__Exercise instructions__
Reproduce the material exactly, omitting nothing.

★ ★ ★ ★ ★

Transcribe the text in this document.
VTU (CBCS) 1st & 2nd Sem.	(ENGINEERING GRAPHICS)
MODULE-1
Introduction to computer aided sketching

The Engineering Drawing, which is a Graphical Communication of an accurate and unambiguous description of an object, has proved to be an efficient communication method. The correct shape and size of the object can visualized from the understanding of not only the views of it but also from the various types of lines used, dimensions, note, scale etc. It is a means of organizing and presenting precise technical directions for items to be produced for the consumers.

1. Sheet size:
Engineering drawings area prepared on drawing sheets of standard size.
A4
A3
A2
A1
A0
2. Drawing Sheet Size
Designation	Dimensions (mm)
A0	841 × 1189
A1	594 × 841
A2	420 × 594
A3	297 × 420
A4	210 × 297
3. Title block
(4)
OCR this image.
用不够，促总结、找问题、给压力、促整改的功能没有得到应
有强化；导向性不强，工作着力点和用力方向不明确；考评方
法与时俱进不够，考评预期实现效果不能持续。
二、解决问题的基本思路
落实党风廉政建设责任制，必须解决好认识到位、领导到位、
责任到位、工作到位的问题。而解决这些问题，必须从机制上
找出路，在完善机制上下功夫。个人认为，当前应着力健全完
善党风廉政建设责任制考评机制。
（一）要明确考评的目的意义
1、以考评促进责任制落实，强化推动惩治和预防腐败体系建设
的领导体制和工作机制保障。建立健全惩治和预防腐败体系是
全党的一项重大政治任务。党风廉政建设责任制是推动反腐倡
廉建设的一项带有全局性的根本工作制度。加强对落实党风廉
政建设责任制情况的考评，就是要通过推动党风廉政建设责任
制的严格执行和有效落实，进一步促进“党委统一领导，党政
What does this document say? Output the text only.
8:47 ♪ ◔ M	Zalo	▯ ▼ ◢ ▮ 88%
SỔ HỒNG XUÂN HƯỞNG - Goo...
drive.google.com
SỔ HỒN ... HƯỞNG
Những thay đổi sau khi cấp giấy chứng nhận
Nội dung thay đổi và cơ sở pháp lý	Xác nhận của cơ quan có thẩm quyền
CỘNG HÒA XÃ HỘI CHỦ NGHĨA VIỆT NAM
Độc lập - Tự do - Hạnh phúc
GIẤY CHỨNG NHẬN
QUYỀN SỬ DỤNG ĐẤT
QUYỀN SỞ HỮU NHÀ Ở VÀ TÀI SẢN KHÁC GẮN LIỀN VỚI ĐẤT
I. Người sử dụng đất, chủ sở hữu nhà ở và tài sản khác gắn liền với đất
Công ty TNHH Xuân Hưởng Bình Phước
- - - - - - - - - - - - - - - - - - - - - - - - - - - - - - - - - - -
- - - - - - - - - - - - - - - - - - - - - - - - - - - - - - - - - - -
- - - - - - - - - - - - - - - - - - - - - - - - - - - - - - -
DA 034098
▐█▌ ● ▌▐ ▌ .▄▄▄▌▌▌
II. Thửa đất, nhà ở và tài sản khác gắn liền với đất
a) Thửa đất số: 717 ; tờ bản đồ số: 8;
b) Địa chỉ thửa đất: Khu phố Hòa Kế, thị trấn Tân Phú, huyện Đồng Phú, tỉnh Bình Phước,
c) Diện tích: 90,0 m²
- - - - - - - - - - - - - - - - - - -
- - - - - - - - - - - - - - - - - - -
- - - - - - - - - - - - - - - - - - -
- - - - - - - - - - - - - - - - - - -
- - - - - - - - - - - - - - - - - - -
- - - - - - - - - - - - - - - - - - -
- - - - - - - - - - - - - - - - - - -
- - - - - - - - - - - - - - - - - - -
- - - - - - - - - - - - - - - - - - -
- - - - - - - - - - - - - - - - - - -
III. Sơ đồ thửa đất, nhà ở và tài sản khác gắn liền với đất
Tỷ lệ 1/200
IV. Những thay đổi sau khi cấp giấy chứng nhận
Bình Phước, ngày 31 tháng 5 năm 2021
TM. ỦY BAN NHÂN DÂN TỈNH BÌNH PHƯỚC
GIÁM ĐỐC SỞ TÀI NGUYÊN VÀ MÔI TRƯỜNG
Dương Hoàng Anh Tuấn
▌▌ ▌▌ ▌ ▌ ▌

★ ★ ★ ★ ★

__Response to this exercise__
Transcribe the text in this document.
VTU (CBCS) 1st & 2nd Sem.	(ENGINEERING GRAPHICS)
MODULE-1
Introduction to computer aided sketching

The Engineering Drawing, which is a Graphical Communication of an accurate and unambiguous description of an object, has proved to be an efficient communication method. The correct shape and size of the object can visualized from the understanding of not only the views of it but also from the various types of lines used, dimensions, note, scale etc. It is a means of organizing and presenting precise technical directions for items to be produced for the consumers.

1. Sheet size:
Engineering drawings area prepared on drawing sheets of standard size.
A4
A3
A2
A1
A0
2. Drawing Sheet Size
Designation	Dimensions (mm)
A0	841 × 1189
A1	594 × 841
A2	420 × 594
A3	297 × 420
A4	210 × 297
3. Title block
(4)
OCR this image.
用不够，促总结、找问题、给压力、促整改的功能没有得到应
有强化；导向性不强，工作着力点和用力方向不明确；考评方
法与时俱进不够，考评预期实现效果不能持续。
二、解决问题的基本思路
落实党风廉政建设责任制，必须解决好认识到位、领导到位、
责任到位、工作到位的问题。而解决这些问题，必须从机制上
找出路，在完善机制上下功夫。个人认为，当前应着力健全完
善党风廉政建设责任制考评机制。
（一）要明确考评的目的意义
1、以考评促进责任制落实，强化推动惩治和预防腐败体系建设
的领导体制和工作机制保障。建立健全惩治和预防腐败体系是
全党的一项重大政治任务。党风廉政建设责任制是推动反腐倡
廉建设的一项带有全局性的根本工作制度。加强对落实党风廉
政建设责任制情况的考评，就是要通过推动党风廉政建设责任
制的严格执行和有效落实，进一步促进“党委统一领导，党政
What does this document say? Output the text only.
8:47 ♪ ◔ M	Zalo	▯ ▼ ◢ ▮ 88%
SỔ HỒNG XUÂN HƯỞNG - Goo...
drive.google.com
SỔ HỒN ... HƯỞNG
Những thay đổi sau khi cấp giấy chứng nhận
Nội dung thay đổi và cơ sở pháp lý	Xác nhận của cơ quan có thẩm quyền
CỘNG HÒA XÃ HỘI CHỦ NGHĨA VIỆT NAM
Độc lập - Tự do - Hạnh phúc
GIẤY CHỨNG NHẬN
QUYỀN SỬ DỤNG ĐẤT
QUYỀN SỞ HỮU NHÀ Ở VÀ TÀI SẢN KHÁC GẮN LIỀN VỚI ĐẤT
I. Người sử dụng đất, chủ sở hữu nhà ở và tài sản khác gắn liền với đất
Công ty TNHH Xuân Hưởng Bình Phước
- - - - - - - - - - - - - - - - - - - - - - - - - - - - - - - - - - -
- - - - - - - - - - - - - - - - - - - - - - - - - - - - - - - - - - -
- - - - - - - - - - - - - - - - - - - - - - - - - - - - - - -
DA 034098
▐█▌ ● ▌▐ ▌ .▄▄▄▌▌▌
II. Thửa đất, nhà ở và tài sản khác gắn liền với đất
a) Thửa đất số: 717 ; tờ bản đồ số: 8;
b) Địa chỉ thửa đất: Khu phố Hòa Kế, thị trấn Tân Phú, huyện Đồng Phú, tỉnh Bình Phước,
c) Diện tích: 90,0 m²
- - - - - - - - - - - - - - - - - - -
- - - - - - - - - - - - - - - - - - -
- - - - - - - - - - - - - - - - - - -
- - - - - - - - - - - - - - - - - - -
- - - - - - - - - - - - - - - - - - -
- - - - - - - - - - - - - - - - - - -
- - - - - - - - - - - - - - - - - - -
- - - - - - - - - - - - - - - - - - -
- - - - - - - - - - - - - - - - - - -
- - - - - - - - - - - - - - - - - - -
III. Sơ đồ thửa đất, nhà ở và tài sản khác gắn liền với đất
Tỷ lệ 1/200
IV. Những thay đổi sau khi cấp giấy chứng nhận
Bình Phước, ngày 31 tháng 5 năm 2021
TM. ỦY BAN NHÂN DÂN TỈNH BÌNH PHƯỚC
GIÁM ĐỐC SỞ TÀI NGUYÊN VÀ MÔI TRƯỜNG
Dương Hoàng Anh Tuấn
▌▌ ▌▌ ▌ ▌ ▌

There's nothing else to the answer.